» **Task objective**
In every entry below, change "Temperature (C)" to "Temperature (K)" and leave all other text as it is.

» **Entries provided**
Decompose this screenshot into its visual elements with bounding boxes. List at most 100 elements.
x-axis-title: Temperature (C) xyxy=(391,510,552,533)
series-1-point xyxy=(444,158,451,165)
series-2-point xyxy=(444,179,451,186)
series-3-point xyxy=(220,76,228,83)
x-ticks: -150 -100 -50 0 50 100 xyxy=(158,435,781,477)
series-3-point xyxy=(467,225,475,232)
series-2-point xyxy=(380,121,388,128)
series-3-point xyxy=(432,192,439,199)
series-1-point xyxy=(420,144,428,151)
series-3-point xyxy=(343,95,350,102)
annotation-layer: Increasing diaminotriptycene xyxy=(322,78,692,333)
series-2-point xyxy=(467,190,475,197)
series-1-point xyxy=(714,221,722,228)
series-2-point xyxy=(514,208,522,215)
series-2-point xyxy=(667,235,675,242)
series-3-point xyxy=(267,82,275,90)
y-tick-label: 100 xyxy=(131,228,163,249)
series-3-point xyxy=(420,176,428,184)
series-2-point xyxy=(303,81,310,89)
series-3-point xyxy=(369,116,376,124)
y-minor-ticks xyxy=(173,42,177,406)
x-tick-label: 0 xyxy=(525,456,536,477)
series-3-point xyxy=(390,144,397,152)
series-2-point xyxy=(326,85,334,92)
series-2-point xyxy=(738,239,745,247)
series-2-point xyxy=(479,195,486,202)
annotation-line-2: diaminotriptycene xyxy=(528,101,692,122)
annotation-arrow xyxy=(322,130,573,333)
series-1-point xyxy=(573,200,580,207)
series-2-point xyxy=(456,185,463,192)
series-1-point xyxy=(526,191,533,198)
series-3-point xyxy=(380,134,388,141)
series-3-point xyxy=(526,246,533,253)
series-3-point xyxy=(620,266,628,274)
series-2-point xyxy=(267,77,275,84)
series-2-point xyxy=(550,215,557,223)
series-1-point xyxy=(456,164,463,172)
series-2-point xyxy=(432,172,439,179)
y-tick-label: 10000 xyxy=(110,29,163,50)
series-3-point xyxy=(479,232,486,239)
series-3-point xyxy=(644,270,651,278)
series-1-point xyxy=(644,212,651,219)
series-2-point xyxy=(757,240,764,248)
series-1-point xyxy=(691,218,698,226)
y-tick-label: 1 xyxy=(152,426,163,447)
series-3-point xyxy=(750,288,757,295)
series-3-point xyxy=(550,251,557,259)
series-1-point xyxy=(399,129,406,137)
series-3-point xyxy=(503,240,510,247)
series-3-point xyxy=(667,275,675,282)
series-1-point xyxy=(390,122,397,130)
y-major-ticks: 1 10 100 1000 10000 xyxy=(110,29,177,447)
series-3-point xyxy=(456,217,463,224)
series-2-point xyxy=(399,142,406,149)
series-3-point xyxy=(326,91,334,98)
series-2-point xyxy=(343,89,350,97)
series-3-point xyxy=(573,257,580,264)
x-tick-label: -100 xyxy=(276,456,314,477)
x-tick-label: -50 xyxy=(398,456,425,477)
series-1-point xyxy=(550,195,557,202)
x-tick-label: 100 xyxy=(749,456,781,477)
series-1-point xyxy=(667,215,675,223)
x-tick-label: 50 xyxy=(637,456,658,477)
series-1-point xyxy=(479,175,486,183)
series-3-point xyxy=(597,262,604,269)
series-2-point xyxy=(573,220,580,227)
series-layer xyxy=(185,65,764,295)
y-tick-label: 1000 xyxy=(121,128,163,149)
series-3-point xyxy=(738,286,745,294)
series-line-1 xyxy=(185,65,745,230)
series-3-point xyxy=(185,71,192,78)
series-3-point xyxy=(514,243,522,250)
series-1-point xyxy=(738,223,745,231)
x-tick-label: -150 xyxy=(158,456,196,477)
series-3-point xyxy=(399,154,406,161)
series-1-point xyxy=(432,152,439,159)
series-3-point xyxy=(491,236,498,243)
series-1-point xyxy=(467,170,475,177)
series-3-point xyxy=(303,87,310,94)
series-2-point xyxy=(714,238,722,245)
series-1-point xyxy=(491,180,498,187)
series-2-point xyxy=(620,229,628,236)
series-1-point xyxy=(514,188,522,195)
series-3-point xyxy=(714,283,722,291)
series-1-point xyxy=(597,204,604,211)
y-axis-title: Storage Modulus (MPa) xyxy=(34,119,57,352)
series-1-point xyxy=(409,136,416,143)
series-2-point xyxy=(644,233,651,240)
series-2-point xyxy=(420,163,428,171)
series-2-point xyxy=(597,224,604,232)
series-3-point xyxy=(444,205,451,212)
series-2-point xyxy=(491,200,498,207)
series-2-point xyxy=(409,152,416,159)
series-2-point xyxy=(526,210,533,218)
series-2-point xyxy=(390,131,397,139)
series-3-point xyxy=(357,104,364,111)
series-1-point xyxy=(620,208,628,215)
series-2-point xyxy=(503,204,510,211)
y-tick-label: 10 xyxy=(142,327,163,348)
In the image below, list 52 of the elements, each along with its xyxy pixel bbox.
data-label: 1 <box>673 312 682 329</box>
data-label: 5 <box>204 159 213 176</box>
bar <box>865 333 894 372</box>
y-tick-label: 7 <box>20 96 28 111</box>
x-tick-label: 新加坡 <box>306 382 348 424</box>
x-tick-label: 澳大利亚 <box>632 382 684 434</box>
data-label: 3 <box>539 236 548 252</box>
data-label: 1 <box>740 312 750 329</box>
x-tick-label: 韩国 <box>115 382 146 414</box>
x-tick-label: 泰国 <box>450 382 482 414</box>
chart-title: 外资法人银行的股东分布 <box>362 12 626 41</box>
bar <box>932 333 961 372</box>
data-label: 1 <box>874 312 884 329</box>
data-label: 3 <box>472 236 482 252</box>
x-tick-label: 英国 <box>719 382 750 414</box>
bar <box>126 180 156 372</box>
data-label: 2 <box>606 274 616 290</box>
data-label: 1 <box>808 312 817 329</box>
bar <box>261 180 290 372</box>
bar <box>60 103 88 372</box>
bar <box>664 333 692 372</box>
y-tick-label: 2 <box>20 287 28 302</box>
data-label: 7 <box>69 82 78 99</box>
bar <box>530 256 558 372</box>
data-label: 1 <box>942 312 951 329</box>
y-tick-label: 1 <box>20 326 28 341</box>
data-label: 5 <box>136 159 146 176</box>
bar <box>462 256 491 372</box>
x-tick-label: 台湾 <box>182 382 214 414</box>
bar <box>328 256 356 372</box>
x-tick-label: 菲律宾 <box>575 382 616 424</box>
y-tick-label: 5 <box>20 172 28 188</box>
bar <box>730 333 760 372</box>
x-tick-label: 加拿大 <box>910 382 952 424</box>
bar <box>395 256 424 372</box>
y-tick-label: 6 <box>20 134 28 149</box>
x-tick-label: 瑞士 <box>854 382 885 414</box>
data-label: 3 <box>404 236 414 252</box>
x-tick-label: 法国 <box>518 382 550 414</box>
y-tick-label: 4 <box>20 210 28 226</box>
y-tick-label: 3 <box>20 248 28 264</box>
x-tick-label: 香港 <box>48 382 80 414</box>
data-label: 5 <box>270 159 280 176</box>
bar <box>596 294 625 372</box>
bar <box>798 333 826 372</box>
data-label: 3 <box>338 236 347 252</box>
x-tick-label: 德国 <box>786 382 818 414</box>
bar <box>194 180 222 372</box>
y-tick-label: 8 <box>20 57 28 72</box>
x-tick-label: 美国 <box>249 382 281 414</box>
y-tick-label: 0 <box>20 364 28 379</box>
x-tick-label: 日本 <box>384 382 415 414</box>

» **Finished answer**
Decompose this screenshot into its visual elements with bounding boxes. List at most 100 elements.
x-axis-title: Temperature (K) xyxy=(391,510,552,533)
series-1-point xyxy=(444,158,451,165)
series-2-point xyxy=(444,179,451,186)
series-3-point xyxy=(220,76,228,83)
x-ticks: -150 -100 -50 0 50 100 xyxy=(158,435,781,477)
series-3-point xyxy=(467,225,475,232)
series-2-point xyxy=(380,121,388,128)
series-3-point xyxy=(432,192,439,199)
series-1-point xyxy=(420,144,428,151)
series-3-point xyxy=(343,95,350,102)
annotation-layer: Increasing diaminotriptycene xyxy=(322,78,692,333)
series-2-point xyxy=(467,190,475,197)
series-1-point xyxy=(714,221,722,228)
series-2-point xyxy=(514,208,522,215)
series-2-point xyxy=(667,235,675,242)
series-3-point xyxy=(267,82,275,90)
y-tick-label: 100 xyxy=(131,228,163,249)
series-3-point xyxy=(420,176,428,184)
series-2-point xyxy=(303,81,310,89)
series-3-point xyxy=(369,116,376,124)
y-minor-ticks xyxy=(173,42,177,406)
x-tick-label: 0 xyxy=(525,456,536,477)
series-3-point xyxy=(390,144,397,152)
series-2-point xyxy=(326,85,334,92)
series-2-point xyxy=(738,239,745,247)
series-2-point xyxy=(479,195,486,202)
annotation-line-2: diaminotriptycene xyxy=(528,101,692,122)
annotation-arrow xyxy=(322,130,573,333)
series-1-point xyxy=(573,200,580,207)
series-2-point xyxy=(456,185,463,192)
series-1-point xyxy=(526,191,533,198)
series-3-point xyxy=(380,134,388,141)
series-3-point xyxy=(526,246,533,253)
series-3-point xyxy=(620,266,628,274)
series-2-point xyxy=(267,77,275,84)
series-2-point xyxy=(550,215,557,223)
series-1-point xyxy=(456,164,463,172)
series-2-point xyxy=(432,172,439,179)
y-tick-label: 10000 xyxy=(110,29,163,50)
series-3-point xyxy=(479,232,486,239)
series-3-point xyxy=(644,270,651,278)
series-1-point xyxy=(644,212,651,219)
series-2-point xyxy=(757,240,764,248)
series-1-point xyxy=(691,218,698,226)
y-tick-label: 1 xyxy=(152,426,163,447)
series-3-point xyxy=(750,288,757,295)
series-3-point xyxy=(550,251,557,259)
series-1-point xyxy=(399,129,406,137)
series-3-point xyxy=(503,240,510,247)
series-3-point xyxy=(667,275,675,282)
series-1-point xyxy=(390,122,397,130)
y-major-ticks: 1 10 100 1000 10000 xyxy=(110,29,177,447)
series-3-point xyxy=(456,217,463,224)
series-2-point xyxy=(399,142,406,149)
series-3-point xyxy=(326,91,334,98)
series-2-point xyxy=(343,89,350,97)
series-3-point xyxy=(573,257,580,264)
x-tick-label: -100 xyxy=(276,456,314,477)
x-tick-label: -50 xyxy=(398,456,425,477)
series-1-point xyxy=(550,195,557,202)
x-tick-label: 100 xyxy=(749,456,781,477)
series-1-point xyxy=(667,215,675,223)
x-tick-label: 50 xyxy=(637,456,658,477)
series-1-point xyxy=(479,175,486,183)
series-3-point xyxy=(597,262,604,269)
series-2-point xyxy=(573,220,580,227)
series-layer xyxy=(185,65,764,295)
y-tick-label: 1000 xyxy=(121,128,163,149)
series-3-point xyxy=(738,286,745,294)
series-line-1 xyxy=(185,65,745,230)
series-3-point xyxy=(185,71,192,78)
series-3-point xyxy=(514,243,522,250)
series-1-point xyxy=(738,223,745,231)
x-tick-label: -150 xyxy=(158,456,196,477)
series-3-point xyxy=(399,154,406,161)
series-1-point xyxy=(432,152,439,159)
series-3-point xyxy=(491,236,498,243)
series-1-point xyxy=(467,170,475,177)
series-3-point xyxy=(303,87,310,94)
series-2-point xyxy=(714,238,722,245)
series-1-point xyxy=(491,180,498,187)
series-2-point xyxy=(620,229,628,236)
series-1-point xyxy=(514,188,522,195)
series-3-point xyxy=(714,283,722,291)
series-1-point xyxy=(597,204,604,211)
y-axis-title: Storage Modulus (MPa) xyxy=(34,119,57,352)
series-1-point xyxy=(409,136,416,143)
series-2-point xyxy=(644,233,651,240)
series-2-point xyxy=(420,163,428,171)
series-2-point xyxy=(597,224,604,232)
series-3-point xyxy=(444,205,451,212)
series-2-point xyxy=(491,200,498,207)
series-2-point xyxy=(409,152,416,159)
series-2-point xyxy=(526,210,533,218)
series-2-point xyxy=(390,131,397,139)
series-3-point xyxy=(357,104,364,111)
series-1-point xyxy=(620,208,628,215)
series-2-point xyxy=(503,204,510,211)
y-tick-label: 10 xyxy=(142,327,163,348)
In the image below, list 52 of the elements, each along with its xyxy pixel bbox.
data-label: 1 <box>673 312 682 329</box>
data-label: 5 <box>204 159 213 176</box>
bar <box>865 333 894 372</box>
y-tick-label: 7 <box>20 96 28 111</box>
x-tick-label: 新加坡 <box>306 382 348 424</box>
x-tick-label: 澳大利亚 <box>632 382 684 434</box>
data-label: 3 <box>539 236 548 252</box>
data-label: 1 <box>740 312 750 329</box>
x-tick-label: 韩国 <box>115 382 146 414</box>
x-tick-label: 泰国 <box>450 382 482 414</box>
chart-title: 外资法人银行的股东分布 <box>362 12 626 41</box>
bar <box>932 333 961 372</box>
data-label: 1 <box>874 312 884 329</box>
data-label: 3 <box>472 236 482 252</box>
x-tick-label: 英国 <box>719 382 750 414</box>
bar <box>126 180 156 372</box>
data-label: 2 <box>606 274 616 290</box>
data-label: 1 <box>808 312 817 329</box>
bar <box>261 180 290 372</box>
bar <box>60 103 88 372</box>
bar <box>664 333 692 372</box>
y-tick-label: 2 <box>20 287 28 302</box>
data-label: 7 <box>69 82 78 99</box>
bar <box>530 256 558 372</box>
data-label: 1 <box>942 312 951 329</box>
y-tick-label: 1 <box>20 326 28 341</box>
data-label: 5 <box>136 159 146 176</box>
bar <box>462 256 491 372</box>
x-tick-label: 台湾 <box>182 382 214 414</box>
bar <box>328 256 356 372</box>
x-tick-label: 菲律宾 <box>575 382 616 424</box>
y-tick-label: 5 <box>20 172 28 188</box>
bar <box>730 333 760 372</box>
x-tick-label: 加拿大 <box>910 382 952 424</box>
bar <box>395 256 424 372</box>
y-tick-label: 6 <box>20 134 28 149</box>
x-tick-label: 瑞士 <box>854 382 885 414</box>
data-label: 3 <box>404 236 414 252</box>
x-tick-label: 法国 <box>518 382 550 414</box>
y-tick-label: 4 <box>20 210 28 226</box>
y-tick-label: 3 <box>20 248 28 264</box>
x-tick-label: 香港 <box>48 382 80 414</box>
data-label: 5 <box>270 159 280 176</box>
bar <box>596 294 625 372</box>
bar <box>798 333 826 372</box>
data-label: 3 <box>338 236 347 252</box>
x-tick-label: 德国 <box>786 382 818 414</box>
bar <box>194 180 222 372</box>
y-tick-label: 8 <box>20 57 28 72</box>
x-tick-label: 美国 <box>249 382 281 414</box>
y-tick-label: 0 <box>20 364 28 379</box>
x-tick-label: 日本 <box>384 382 415 414</box>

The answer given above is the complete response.